-- Start Selection --
“You Can’t go wrong if you buy an album by Segovia, or Steve Hackett” - An interview with Steve Hackett conducted by Ted Sayers and Alan Hewitt at the Royal Centre Nottingham on Saturday 14th May 1988. Photographs by Ted Sayers.

TWR: Well, first of all, Steve we would like to thank you on behalf of ourselves and the readers of The Waiting Room for taking the time to speak to us.

SH: My pleasure, my pleasure.

TWR: It has been a while since your last solo project with GTR and your own solo stuff. In between did you choose to do a comeback with an acoustic album specifically?

SH: Well, actually I was writing a rock album at the same time as this acoustic one and since the GTR thing I was working on a rock album with Brian May, Bonnie Tyler and Nick Magnus and the guys from my regular band; my brother John, Ian Mosley is on one track and Chris Thompson (Manfred Mann) does most of the vocals on it. Meanwhile while that was being organised and being gotten together … it’s very nearly finished, all bar the running order of the songs. I did this acoustic album. In fact, I have been writing this acoustic stuff for three or four years since I had done Bay Of Kings which was the first acoustic thing that I had done. I decided to do this because it was something simple to record and simple to go on the road with and in a way after the GTR thing, it’s like saying I’m back doing what I think I do best; on my own. So there you are.
-- End Selection --
-- Start Rows --
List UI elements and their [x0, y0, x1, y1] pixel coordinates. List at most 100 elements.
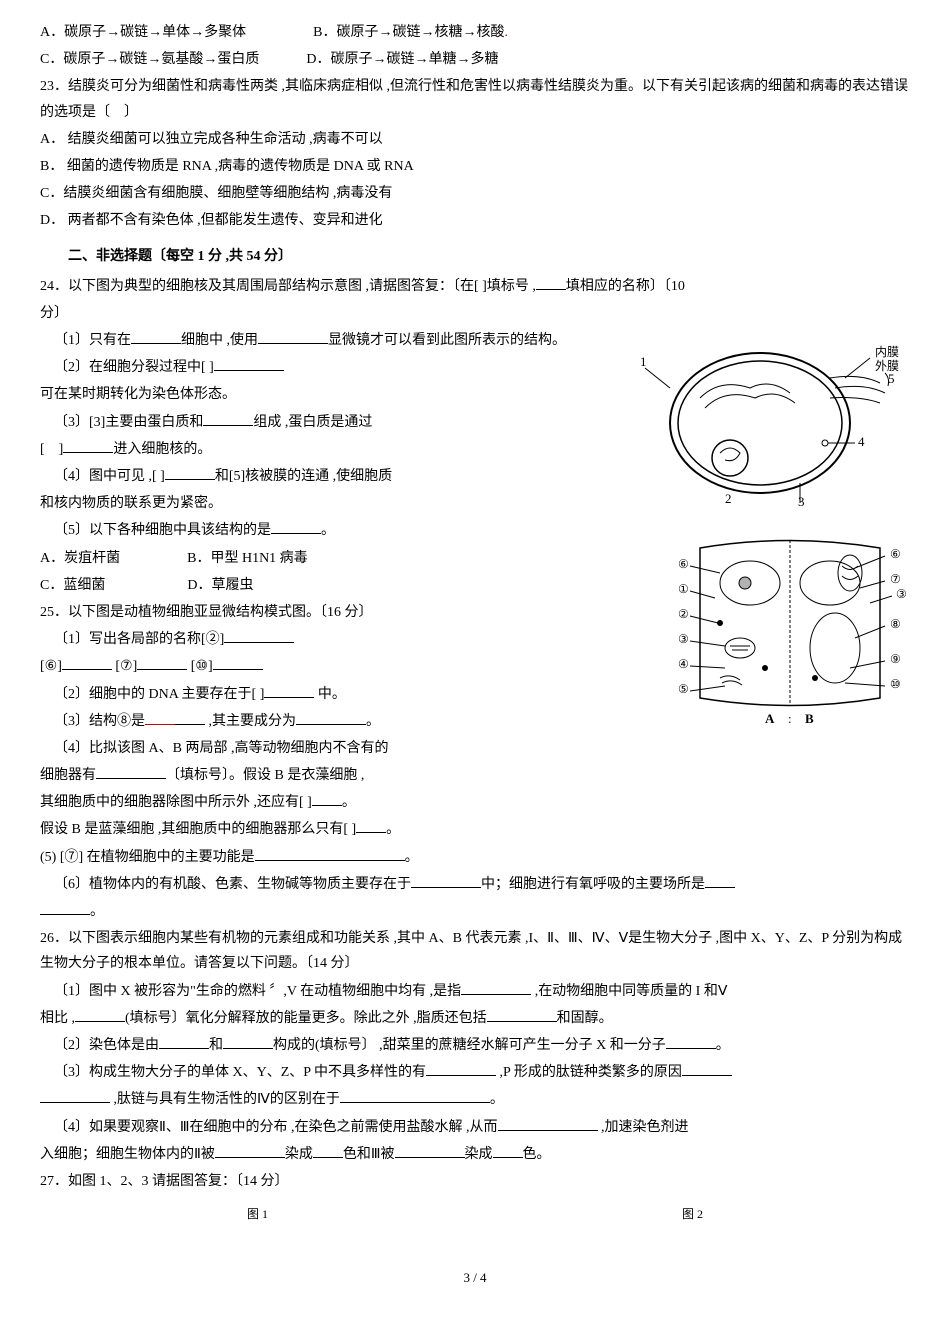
- fig-caption-1: 图 1: [247, 1204, 268, 1226]
- q24-1: 〔1〕只有在细胞中 ,使用显微镜才可以看到此图所表示的结构。: [40, 328, 600, 353]
- q25-4a: 〔4〕比拟该图 A、B 两局部 ,高等动物细胞内不含有的: [40, 736, 600, 761]
- q26-3d-text: 。: [490, 1092, 504, 1107]
- q24-1b: 细胞中 ,使用: [181, 333, 258, 348]
- svg-text:4: 4: [858, 434, 865, 449]
- q24-5: 〔5〕以下各种细胞中具该结构的是 。: [40, 518, 600, 543]
- red-dot: .: [504, 25, 508, 40]
- q26-2c: 构成的(填标号〕 ,甜菜里的蔗糖经水解可产生一分子 X 和一分子: [273, 1038, 666, 1053]
- q24-opt-a: A．炭疽杆菌: [40, 551, 120, 566]
- q22-row2: C．碳原子→碳链→氨基酸→蛋白质 D．碳原子→碳链→单糖→多糖: [40, 47, 910, 72]
- svg-text::: :: [788, 711, 792, 726]
- svg-text:外膜: 外膜: [875, 359, 899, 373]
- q26-1b: ,在动物细胞中同等质量的 I 和Ⅴ: [531, 984, 727, 999]
- q25-6c: 。: [40, 899, 910, 924]
- q25-4b-text: 细胞器有: [40, 768, 96, 783]
- q25-6c-text: 。: [90, 904, 104, 919]
- q24-4b-text: 和[5]核被膜的连通 ,使细胞质: [215, 469, 392, 484]
- q23-d: D． 两者都不含有染色体 ,但都能发生遗传、变异和进化: [40, 208, 910, 233]
- q26-4g-text: 色。: [523, 1147, 551, 1162]
- q25-5: (5) [⑦] 在植物细胞中的主要功能是。: [40, 845, 910, 870]
- q26-3: 〔3〕构成生物大分子的单体 X、Y、Z、P 中不具多样性的有 ,P 形成的肽链种…: [40, 1060, 910, 1085]
- q25-1d: [⑩]: [191, 659, 213, 674]
- q25-4f-text: 假设 B 是蓝藻细胞 ,其细胞质中的细胞器那么只有[ ]: [40, 822, 356, 837]
- q22-d: D．碳原子→碳链→单糖→多糖: [306, 52, 498, 67]
- q24-4a-text: 〔4〕图中可见 ,[ ]: [54, 469, 165, 484]
- q24-3a: 〔3〕[3]主要由蛋白质和组成 ,蛋白质是通过: [40, 410, 600, 435]
- q24-4c: 和核内物质的联系更为紧密。: [40, 491, 600, 516]
- q26-3c: ,肽链与具有生物活性的Ⅳ的区别在于 。: [40, 1087, 910, 1112]
- q25-3c: 。: [366, 714, 380, 729]
- q25-2a: 〔2〕细胞中的 DNA 主要存在于[ ]: [54, 687, 264, 702]
- q24-4a: 〔4〕图中可见 ,[ ] 和[5]核被膜的连通 ,使细胞质: [40, 464, 600, 489]
- svg-text:⑤: ⑤: [678, 682, 689, 696]
- svg-text:⑥: ⑥: [678, 557, 689, 571]
- q26-4c-text: 入细胞；细胞生物体内的Ⅱ被: [40, 1147, 215, 1162]
- svg-text:2: 2: [725, 491, 732, 506]
- q26-3c-text: ,肽链与具有生物活性的Ⅳ的区别在于: [110, 1092, 340, 1107]
- q26-stem: 26．以下图表示细胞内某些有机物的元素组成和功能关系 ,其中 A、B 代表元素 …: [40, 926, 910, 976]
- svg-text:B: B: [805, 711, 814, 726]
- svg-text:⑦: ⑦: [890, 572, 901, 586]
- svg-text:内膜: 内膜: [875, 345, 899, 359]
- q23-b: B． 细菌的遗传物质是 RNA ,病毒的遗传物质是 DNA 或 RNA: [40, 154, 910, 179]
- svg-text:③: ③: [678, 632, 689, 646]
- q26-1: 〔1〕图中 X 被形容为"生命的燃料 〞,V 在动植物细胞中均有 ,是指 ,在动…: [40, 979, 910, 1004]
- q25-1-row2: [⑥] [⑦] [⑩]: [40, 654, 600, 679]
- section2-title: 二、非选择题〔每空 1 分 ,共 54 分〕: [40, 244, 910, 269]
- q26-2: 〔2〕染色体是由 和 构成的(填标号〕 ,甜菜里的蔗糖经水解可产生一分子 X 和一分…: [40, 1033, 910, 1058]
- q24-opt-c: C．蓝细菌: [40, 578, 105, 593]
- q24-3b-text: 组成 ,蛋白质是通过: [253, 415, 372, 430]
- q24-stem-a: 24．以下图为典型的细胞核及其周围局部结构示意图 ,请据图答复：〔在[ ]填标号…: [40, 279, 536, 294]
- q24-5a-text: 〔5〕以下各种细胞中具该结构的是: [54, 523, 271, 538]
- q23-stem: 23．结膜炎可分为细菌性和病毒性两类 ,其临床病症相似 ,但流行性和危害性以病毒…: [40, 74, 910, 124]
- q26-2d: 。: [716, 1038, 730, 1053]
- svg-text:5: 5: [888, 371, 895, 386]
- q26-3a: 〔3〕构成生物大分子的单体 X、Y、Z、P 中不具多样性的有: [54, 1065, 426, 1080]
- q25-3: 〔3〕结构⑧是 ,其主要成分为 。: [40, 709, 600, 734]
- q25-4c-text: 〔填标号〕。假设 B 是衣藻细胞 ,: [166, 768, 364, 783]
- q24-3c-text: [ ]: [40, 442, 63, 457]
- svg-text:⑥: ⑥: [890, 547, 901, 561]
- q25-stem: 25．以下图是动植物细胞亚显微结构模式图。〔16 分〕: [40, 600, 600, 625]
- q26-4d-text: 染成: [285, 1147, 313, 1162]
- q24-opts-2: C．蓝细菌 D．草履虫: [40, 573, 600, 598]
- fig-captions: 图 1 图 2: [40, 1204, 910, 1226]
- figure-nucleus: 1 2 3 4 5 内膜 外膜: [630, 328, 910, 508]
- q26-4b: ,加速染色剂进: [598, 1120, 689, 1135]
- q25-4f: 假设 B 是蓝藻细胞 ,其细胞质中的细胞器那么只有[ ] 。: [40, 817, 600, 842]
- q24-stem: 24．以下图为典型的细胞核及其周围局部结构示意图 ,请据图答复：〔在[ ]填标号…: [40, 274, 910, 299]
- q25-4g-text: 。: [386, 822, 400, 837]
- q22-a: A．碳原子→碳链→单体→多聚体: [40, 25, 246, 40]
- q26-4a: 〔4〕如果要观察Ⅱ、Ⅲ在细胞中的分布 ,在染色之前需使用盐酸水解 ,从而: [54, 1120, 498, 1135]
- q24-3c: [ ] 进入细胞核的。: [40, 437, 600, 462]
- q25-6: 〔6〕植物体内的有机酸、色素、生物碱等物质主要存在于中；细胞进行有氧呼吸的主要场…: [40, 872, 910, 897]
- q25-5b: 。: [405, 850, 419, 865]
- q24-2a: 〔2〕在细胞分裂过程中[ ]: [40, 355, 600, 380]
- page-number: 3 / 4: [40, 1266, 910, 1289]
- q25-3b: ,其主要成分为: [205, 714, 296, 729]
- q25-3a: 〔3〕结构⑧是: [54, 714, 145, 729]
- svg-text:⑧: ⑧: [890, 617, 901, 631]
- q24-3d-text: 进入细胞核的。: [113, 442, 211, 457]
- svg-text:④: ④: [678, 657, 689, 671]
- q23-a: A． 结膜炎细菌可以独立完成各种生命活动 ,病毒不可以: [40, 127, 910, 152]
- q26-2a: 〔2〕染色体是由: [54, 1038, 159, 1053]
- svg-text:1: 1: [640, 354, 647, 369]
- fig-caption-2: 图 2: [682, 1204, 703, 1226]
- q26-4f-text: 染成: [465, 1147, 493, 1162]
- q24-2a-text: 〔2〕在细胞分裂过程中[ ]: [54, 360, 214, 375]
- q26-1c-text: 相比 ,: [40, 1011, 75, 1026]
- q22-row1: A．碳原子→碳链→单体→多聚体 B．碳原子→碳链→核糖→核酸.: [40, 20, 910, 45]
- q26-1a: 〔1〕图中 X 被形容为"生命的燃料 〞,V 在动植物细胞中均有 ,是指: [54, 984, 461, 999]
- q25-6b: 中；细胞进行有氧呼吸的主要场所是: [481, 877, 705, 892]
- q26-1e-text: 和固醇。: [557, 1011, 613, 1026]
- svg-text:3: 3: [798, 494, 805, 508]
- q22-c: C．碳原子→碳链→氨基酸→蛋白质: [40, 52, 259, 67]
- q26-2b: 和: [209, 1038, 223, 1053]
- q24-5b-text: 。: [321, 523, 335, 538]
- q26-3b: ,P 形成的肽链种类繁多的原因: [496, 1065, 682, 1080]
- q25-2: 〔2〕细胞中的 DNA 主要存在于[ ] 中。: [40, 682, 600, 707]
- q24-2b: 可在某时期转化为染色体形态。: [40, 382, 600, 407]
- q25-4d: 其细胞质中的细胞器除图中所示外 ,还应有[ ]。: [40, 790, 600, 815]
- q25-1b: [⑥]: [40, 659, 62, 674]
-- End Rows --
**Short task**
Retype the Steve Hackett interview from "TWR: It has" up to and including "acoustic album specifically?", word for word.

**Task answer**
TWR: It has been a while since your last solo project with GTR and your own solo stuff. In between did you choose to do a comeback with an acoustic album specifically?